Puesto que el punto central de Misericordia es, a mi juicio, la producción del milagro (la aparición de don Romualdo) con las consecuencias que de él se desprenden, quisiera estudiar cómo el narrador (el quién) y las técnicas narrativas (el cómo) permiten que un fenómeno aparentemente foráneo, ocurra y se ajuste a la estructura novelística sin violentar en nada el ambiente «realista» creado por Galdós.


El narrador

Flexible sobre todo, el narrador de Misericordia es quien nos transmite el mundo novelesco y los personajes (salvo el caso chocante de don Romualdo). Al seguirle por los ambientes harto distintos de la novela, el lector aprecia bien esta cualidad típicamente galdosiana, la flexibilidad; gracias a ella advertimos que una fachada fea a primera vista puede tener cierta gracia (p. 1877)2; que el lenguaje vulgar y «ordinario» de los mendigos puede tener gran fuerza expresiva (p. 1880); que el habla deformada de Almudena no puede ser reducida, ni casi ser traducida al lenguaje corriente3. Estos ejemplos y otros que se podrían citar, muestran que el narrador es capaz de presentar con gran habilidad el objeto de su interés.

La presentación de Benina es quizás el mejor ejemplo de su aptitud para extraer de la materia su íntima belleza, transmutación estética que realiza sin desviarse de la descripción realista o literal. Aunque el pasaje sea extenso, citémoslo para ver cómo, mediante la utilización de recursos muy sencillos, el personaje empieza a vivir:

Tenía la Benina voz dulce, modos hasta cierto punto finos y de buena educación, y su rostro moreno no carecía de cierta gracia interesante que, manoseada ya por la vejez, era una gracia borrosa y apenas perceptible. Más de la mitad de la dentadura conservaba. Sus ojos, grandes y oscuros, apenas tenían el ribete rojo que imponen la edad y los fríos matinales. Su nariz destilaba menos que las de sus compañeras de oficio, y sus dedos, rugosos y de abultadas coyunturas, no terminaban en uñas de cernícalo. Eran sus manos como de lavandera, y aún conservaban hábitos de aseo. Usaba una venda negra bien ceñida en la frente; sobre ella pañuelo negro, y negros el manto y vestido, algo mejor apañaditos que los de las otras ancianas. Con este pergeño y la expresión sentimental y dulce de su rostro, todavía bien compuesto de líneas, parecía una Santa Rita de Casia que andaba por el mundo en penitencia. Faltábanle sólo el crucifijo y la llaga en la frente, si bien podía creerse que hacía las veces de ésta el lobanillo del tamaño de un garbanzo, redondo, cárdeno, situado como a media pulgada más arriba del entrecejo.


(p. 1882)

# [ENTRADAS PROPORCIONADAS]

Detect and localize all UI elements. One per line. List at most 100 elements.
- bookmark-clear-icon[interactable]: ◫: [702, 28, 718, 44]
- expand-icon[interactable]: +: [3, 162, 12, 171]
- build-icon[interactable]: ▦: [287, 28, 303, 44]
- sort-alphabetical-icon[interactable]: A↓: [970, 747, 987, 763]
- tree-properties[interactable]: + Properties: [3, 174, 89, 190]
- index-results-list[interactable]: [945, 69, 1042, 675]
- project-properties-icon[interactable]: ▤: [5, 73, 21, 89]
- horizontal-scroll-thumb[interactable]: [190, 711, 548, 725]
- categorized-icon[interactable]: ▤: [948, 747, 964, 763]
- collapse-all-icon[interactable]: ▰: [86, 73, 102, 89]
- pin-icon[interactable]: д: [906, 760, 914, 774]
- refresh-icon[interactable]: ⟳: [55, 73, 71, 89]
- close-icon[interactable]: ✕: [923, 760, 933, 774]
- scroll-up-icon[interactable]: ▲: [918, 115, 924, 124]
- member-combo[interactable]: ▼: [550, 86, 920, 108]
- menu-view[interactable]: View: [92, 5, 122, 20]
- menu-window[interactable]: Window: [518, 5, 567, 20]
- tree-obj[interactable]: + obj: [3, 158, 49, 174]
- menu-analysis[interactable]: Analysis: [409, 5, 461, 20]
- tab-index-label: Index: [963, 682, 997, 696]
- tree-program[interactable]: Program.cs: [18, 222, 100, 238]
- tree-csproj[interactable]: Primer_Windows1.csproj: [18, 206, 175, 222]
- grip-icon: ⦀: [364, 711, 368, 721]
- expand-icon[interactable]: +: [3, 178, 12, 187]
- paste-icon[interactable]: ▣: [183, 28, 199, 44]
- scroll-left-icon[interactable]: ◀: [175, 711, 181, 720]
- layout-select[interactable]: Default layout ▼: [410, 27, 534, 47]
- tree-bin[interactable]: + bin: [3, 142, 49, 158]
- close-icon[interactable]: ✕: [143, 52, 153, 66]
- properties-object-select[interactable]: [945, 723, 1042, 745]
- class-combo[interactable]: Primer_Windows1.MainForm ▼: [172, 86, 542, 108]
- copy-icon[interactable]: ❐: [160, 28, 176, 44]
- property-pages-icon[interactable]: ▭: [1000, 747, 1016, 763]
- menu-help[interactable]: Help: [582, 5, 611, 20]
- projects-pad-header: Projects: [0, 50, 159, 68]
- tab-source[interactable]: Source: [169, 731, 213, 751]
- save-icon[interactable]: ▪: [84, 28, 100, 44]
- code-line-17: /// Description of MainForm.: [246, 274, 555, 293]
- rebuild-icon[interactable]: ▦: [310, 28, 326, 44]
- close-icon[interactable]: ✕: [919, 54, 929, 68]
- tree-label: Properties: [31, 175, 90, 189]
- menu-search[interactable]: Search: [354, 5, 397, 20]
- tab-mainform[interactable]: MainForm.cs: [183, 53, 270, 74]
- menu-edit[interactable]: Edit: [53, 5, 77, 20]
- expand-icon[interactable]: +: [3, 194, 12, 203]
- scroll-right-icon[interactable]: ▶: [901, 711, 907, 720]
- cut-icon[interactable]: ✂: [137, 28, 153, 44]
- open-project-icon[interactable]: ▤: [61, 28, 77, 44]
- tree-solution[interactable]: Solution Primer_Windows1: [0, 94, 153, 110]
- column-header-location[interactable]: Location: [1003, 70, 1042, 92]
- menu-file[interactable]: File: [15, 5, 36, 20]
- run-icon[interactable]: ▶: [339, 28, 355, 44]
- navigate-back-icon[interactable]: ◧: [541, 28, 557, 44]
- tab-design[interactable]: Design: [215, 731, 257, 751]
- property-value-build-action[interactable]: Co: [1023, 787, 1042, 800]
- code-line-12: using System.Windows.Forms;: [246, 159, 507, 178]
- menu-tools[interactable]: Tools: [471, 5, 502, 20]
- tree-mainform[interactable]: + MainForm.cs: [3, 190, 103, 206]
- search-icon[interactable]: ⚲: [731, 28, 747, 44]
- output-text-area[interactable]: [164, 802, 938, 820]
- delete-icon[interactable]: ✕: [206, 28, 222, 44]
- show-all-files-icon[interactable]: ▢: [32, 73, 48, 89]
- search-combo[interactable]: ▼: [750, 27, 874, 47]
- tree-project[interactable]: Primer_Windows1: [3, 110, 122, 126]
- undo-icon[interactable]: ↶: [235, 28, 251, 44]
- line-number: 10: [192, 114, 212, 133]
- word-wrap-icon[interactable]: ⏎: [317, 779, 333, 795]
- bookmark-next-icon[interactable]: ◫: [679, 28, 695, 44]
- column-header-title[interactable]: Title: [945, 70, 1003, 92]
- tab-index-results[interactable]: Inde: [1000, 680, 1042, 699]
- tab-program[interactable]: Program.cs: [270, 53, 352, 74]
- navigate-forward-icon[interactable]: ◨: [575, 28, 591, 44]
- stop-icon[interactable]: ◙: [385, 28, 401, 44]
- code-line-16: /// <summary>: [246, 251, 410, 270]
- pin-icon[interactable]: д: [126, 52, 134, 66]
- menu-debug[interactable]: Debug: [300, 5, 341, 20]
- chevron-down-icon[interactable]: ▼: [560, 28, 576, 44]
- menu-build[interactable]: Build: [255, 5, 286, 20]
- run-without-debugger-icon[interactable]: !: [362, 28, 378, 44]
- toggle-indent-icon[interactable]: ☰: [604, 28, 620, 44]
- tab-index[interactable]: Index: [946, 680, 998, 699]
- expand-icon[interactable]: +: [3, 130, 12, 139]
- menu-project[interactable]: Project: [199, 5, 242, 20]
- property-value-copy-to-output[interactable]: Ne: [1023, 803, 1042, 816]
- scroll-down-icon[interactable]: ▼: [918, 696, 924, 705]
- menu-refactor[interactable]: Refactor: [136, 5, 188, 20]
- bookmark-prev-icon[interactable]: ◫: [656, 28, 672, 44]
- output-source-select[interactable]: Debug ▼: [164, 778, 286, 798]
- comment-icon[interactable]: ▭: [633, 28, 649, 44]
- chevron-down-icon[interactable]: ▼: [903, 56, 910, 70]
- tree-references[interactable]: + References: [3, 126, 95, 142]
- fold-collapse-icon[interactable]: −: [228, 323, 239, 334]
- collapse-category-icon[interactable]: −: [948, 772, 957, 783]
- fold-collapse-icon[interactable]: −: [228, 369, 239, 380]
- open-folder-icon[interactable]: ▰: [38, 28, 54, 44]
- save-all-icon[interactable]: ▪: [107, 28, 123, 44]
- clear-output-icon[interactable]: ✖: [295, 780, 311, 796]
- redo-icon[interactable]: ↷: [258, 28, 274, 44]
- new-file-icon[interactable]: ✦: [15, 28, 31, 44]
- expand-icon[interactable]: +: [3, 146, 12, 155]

# [LO QUE HARÁS]
[a] Responde estas preguntas con datos que el artículo sobre Misericordia da en partes distintas:
(i) ¿Qué considera el artículo el punto central de Misericordia?
(ii) ¿Qué cualidad típicamente galdosiana atribuye al narrador?
(iii) ¿A qué santa se parece Benina según el pasaje citado?
[b] Continúa el artículo sobre Misericordia a partir de su última línea.

# [RESPUESTAS POR TAREA]
[a]
(i) La producción del milagro, es decir, la aparición de don Romualdo, con las consecuencias que de él se desprenden.
(ii) La flexibilidad.
(iii) A Santa Rita de Casia.

[b]
Si analizamos la serie de los rasgos atribuidos a Benina, encontramos que tal atribución está cuantitativamente graduada y expresada por palabras como «apenas», «más de la mitad», «menos», etc. En conjunto, estas gradaciones sugieren algo que hubiera sido difícil manifestar de otro modo: cuando se la compara con sus compañeras, Benina queda por encima de ellas y, en la lucha de la vida, ha conservado muchas buenas cualidades que por lo general se pierden en el arduo batallar de la pobreza. El narrador «le toma la medida» al personaje, y llega a una conclusión que, por decir menos de lo que realmente cree, convence más: «parece una Santa Rita de Casia». Es decir: la cree y hace que el lector la crea santa. Y no una santa cualquiera, sino, y éste es el indicio revelador, la abogada de los imposibles, la que puede hacer o favorecer la realización del milagro.

Con su habitual transparencia, Galdós prepara el terreno para que el lector se predisponga a aceptar lo inusitado: en las primeras diez páginas de la novela, le pone en contacto con alguien que se parece a una santa. Luego, de manera indirecta, hará ver que de una santa se trata, y, al final, impondrá suavemente, enmascarada como por azar, la realidad del milagro. El narrador nos familiariza incluso con los pequeños pormenores del espacio mendicante: la iglesia de San Sebastián, «edificio bifronte» cuya «fealdad risueña» y abigarrada sugiere de algún modo la esencia de la protagonista, esa curiosa mujer que puede ser, a la vez, criada sisona y santa milagrera. Una vez presentados los pordioseros en un grupo sobre el que manda la oficiosa Bernarda, el narrador retrata a la casi inadvertida Benina, destacándola e individualizándola sobre los demás, precisamente por su humildad y sencillez. La simpatía del narrador hacia la protagonista salta a la vista, pero siendo como es, narrador realista, responsable de la fidelidad del relato, tiene que pintarla según se la ve. Esto le lleva a medir las palabras que le dedica. Y como mesura implica moderación y exactitud, Benina no puede sino salir ganando cuando se la compara con sus compañeras de pordioseo: «su nariz destilaba menos»; «sus dedos no terminaban en uñas de cernícalo», etc.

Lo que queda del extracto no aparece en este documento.